_What needs to be done_.
Give the data a second time, exactly and in full.
----
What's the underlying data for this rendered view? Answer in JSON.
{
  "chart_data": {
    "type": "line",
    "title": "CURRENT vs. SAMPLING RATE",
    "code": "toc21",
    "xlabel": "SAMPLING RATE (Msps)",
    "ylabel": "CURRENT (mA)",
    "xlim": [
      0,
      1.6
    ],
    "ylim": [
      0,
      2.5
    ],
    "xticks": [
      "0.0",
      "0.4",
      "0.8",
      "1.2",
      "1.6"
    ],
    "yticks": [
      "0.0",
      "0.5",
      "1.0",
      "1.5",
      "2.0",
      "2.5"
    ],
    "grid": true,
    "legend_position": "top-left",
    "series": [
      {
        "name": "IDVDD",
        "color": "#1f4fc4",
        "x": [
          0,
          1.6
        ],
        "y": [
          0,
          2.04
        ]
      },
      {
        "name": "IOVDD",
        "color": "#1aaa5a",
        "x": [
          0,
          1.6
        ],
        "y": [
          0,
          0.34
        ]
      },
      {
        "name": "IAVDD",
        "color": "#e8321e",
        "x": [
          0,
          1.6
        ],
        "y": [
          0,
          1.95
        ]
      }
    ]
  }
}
----
_Task result_.
What's the underlying data for this rendered view? Answer in JSON.
{
  "chart_data": {
    "type": "line",
    "title": "CURRENT vs. SAMPLING RATE",
    "code": "toc21",
    "xlabel": "SAMPLING RATE (Msps)",
    "ylabel": "CURRENT (mA)",
    "xlim": [
      0,
      1.6
    ],
    "ylim": [
      0,
      2.5
    ],
    "xticks": [
      "0.0",
      "0.4",
      "0.8",
      "1.2",
      "1.6"
    ],
    "yticks": [
      "0.0",
      "0.5",
      "1.0",
      "1.5",
      "2.0",
      "2.5"
    ],
    "grid": true,
    "legend_position": "top-left",
    "series": [
      {
        "name": "IDVDD",
        "color": "#1f4fc4",
        "x": [
          0,
          1.6
        ],
        "y": [
          0,
          2.04
        ]
      },
      {
        "name": "IOVDD",
        "color": "#1aaa5a",
        "x": [
          0,
          1.6
        ],
        "y": [
          0,
          0.34
        ]
      },
      {
        "name": "IAVDD",
        "color": "#e8321e",
        "x": [
          0,
          1.6
        ],
        "y": [
          0,
          1.95
        ]
      }
    ]
  }
}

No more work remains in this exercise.